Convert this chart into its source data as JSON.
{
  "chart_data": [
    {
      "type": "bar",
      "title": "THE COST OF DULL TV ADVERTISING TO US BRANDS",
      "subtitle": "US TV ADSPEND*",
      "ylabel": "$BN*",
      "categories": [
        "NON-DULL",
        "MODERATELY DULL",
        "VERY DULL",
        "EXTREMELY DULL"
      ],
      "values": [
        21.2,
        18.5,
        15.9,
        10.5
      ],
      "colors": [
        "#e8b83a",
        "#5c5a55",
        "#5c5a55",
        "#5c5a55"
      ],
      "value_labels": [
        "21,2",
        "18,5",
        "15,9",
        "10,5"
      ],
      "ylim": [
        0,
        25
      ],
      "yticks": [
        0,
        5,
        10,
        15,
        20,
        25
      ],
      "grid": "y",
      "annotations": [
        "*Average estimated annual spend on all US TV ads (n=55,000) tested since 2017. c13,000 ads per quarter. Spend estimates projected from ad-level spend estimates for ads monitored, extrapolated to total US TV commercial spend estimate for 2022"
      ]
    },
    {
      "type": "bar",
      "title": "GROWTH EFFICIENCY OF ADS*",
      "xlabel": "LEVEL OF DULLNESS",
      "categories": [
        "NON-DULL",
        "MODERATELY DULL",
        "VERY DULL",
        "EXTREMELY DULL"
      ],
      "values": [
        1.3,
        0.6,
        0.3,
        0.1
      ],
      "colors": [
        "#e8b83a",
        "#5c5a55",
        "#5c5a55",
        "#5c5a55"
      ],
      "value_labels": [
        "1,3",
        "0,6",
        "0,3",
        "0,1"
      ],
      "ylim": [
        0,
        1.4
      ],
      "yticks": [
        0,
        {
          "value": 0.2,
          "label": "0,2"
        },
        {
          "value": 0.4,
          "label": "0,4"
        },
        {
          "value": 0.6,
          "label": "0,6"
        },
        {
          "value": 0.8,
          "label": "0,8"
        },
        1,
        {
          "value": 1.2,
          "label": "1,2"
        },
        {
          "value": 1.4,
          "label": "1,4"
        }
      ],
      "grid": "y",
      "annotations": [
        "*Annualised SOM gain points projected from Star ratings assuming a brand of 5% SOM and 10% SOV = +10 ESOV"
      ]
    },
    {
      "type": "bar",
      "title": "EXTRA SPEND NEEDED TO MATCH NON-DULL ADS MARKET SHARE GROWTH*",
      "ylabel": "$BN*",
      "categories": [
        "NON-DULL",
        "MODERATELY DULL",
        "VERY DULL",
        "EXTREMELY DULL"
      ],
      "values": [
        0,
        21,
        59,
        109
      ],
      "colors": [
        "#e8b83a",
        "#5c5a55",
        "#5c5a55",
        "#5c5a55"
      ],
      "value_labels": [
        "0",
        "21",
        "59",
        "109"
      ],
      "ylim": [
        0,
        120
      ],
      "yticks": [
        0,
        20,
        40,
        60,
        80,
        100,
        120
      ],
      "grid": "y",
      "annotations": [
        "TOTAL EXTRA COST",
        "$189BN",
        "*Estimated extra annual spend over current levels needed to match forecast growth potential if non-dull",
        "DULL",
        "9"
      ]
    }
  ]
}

========================

-- REQUIRED WORK --
The records above must be repeated exactly, every one of them.

-- WRITTEN RESPONSE --
Convert this chart into its source data as JSON.
{
  "chart_data": [
    {
      "type": "bar",
      "title": "THE COST OF DULL TV ADVERTISING TO US BRANDS",
      "subtitle": "US TV ADSPEND*",
      "ylabel": "$BN*",
      "categories": [
        "NON-DULL",
        "MODERATELY DULL",
        "VERY DULL",
        "EXTREMELY DULL"
      ],
      "values": [
        21.2,
        18.5,
        15.9,
        10.5
      ],
      "colors": [
        "#e8b83a",
        "#5c5a55",
        "#5c5a55",
        "#5c5a55"
      ],
      "value_labels": [
        "21,2",
        "18,5",
        "15,9",
        "10,5"
      ],
      "ylim": [
        0,
        25
      ],
      "yticks": [
        0,
        5,
        10,
        15,
        20,
        25
      ],
      "grid": "y",
      "annotations": [
        "*Average estimated annual spend on all US TV ads (n=55,000) tested since 2017. c13,000 ads per quarter. Spend estimates projected from ad-level spend estimates for ads monitored, extrapolated to total US TV commercial spend estimate for 2022"
      ]
    },
    {
      "type": "bar",
      "title": "GROWTH EFFICIENCY OF ADS*",
      "xlabel": "LEVEL OF DULLNESS",
      "categories": [
        "NON-DULL",
        "MODERATELY DULL",
        "VERY DULL",
        "EXTREMELY DULL"
      ],
      "values": [
        1.3,
        0.6,
        0.3,
        0.1
      ],
      "colors": [
        "#e8b83a",
        "#5c5a55",
        "#5c5a55",
        "#5c5a55"
      ],
      "value_labels": [
        "1,3",
        "0,6",
        "0,3",
        "0,1"
      ],
      "ylim": [
        0,
        1.4
      ],
      "yticks": [
        0,
        {
          "value": 0.2,
          "label": "0,2"
        },
        {
          "value": 0.4,
          "label": "0,4"
        },
        {
          "value": 0.6,
          "label": "0,6"
        },
        {
          "value": 0.8,
          "label": "0,8"
        },
        1,
        {
          "value": 1.2,
          "label": "1,2"
        },
        {
          "value": 1.4,
          "label": "1,4"
        }
      ],
      "grid": "y",
      "annotations": [
        "*Annualised SOM gain points projected from Star ratings assuming a brand of 5% SOM and 10% SOV = +10 ESOV"
      ]
    },
    {
      "type": "bar",
      "title": "EXTRA SPEND NEEDED TO MATCH NON-DULL ADS MARKET SHARE GROWTH*",
      "ylabel": "$BN*",
      "categories": [
        "NON-DULL",
        "MODERATELY DULL",
        "VERY DULL",
        "EXTREMELY DULL"
      ],
      "values": [
        0,
        21,
        59,
        109
      ],
      "colors": [
        "#e8b83a",
        "#5c5a55",
        "#5c5a55",
        "#5c5a55"
      ],
      "value_labels": [
        "0",
        "21",
        "59",
        "109"
      ],
      "ylim": [
        0,
        120
      ],
      "yticks": [
        0,
        20,
        40,
        60,
        80,
        100,
        120
      ],
      "grid": "y",
      "annotations": [
        "TOTAL EXTRA COST",
        "$189BN",
        "*Estimated extra annual spend over current levels needed to match forecast growth potential if non-dull",
        "DULL",
        "9"
      ]
    }
  ]
}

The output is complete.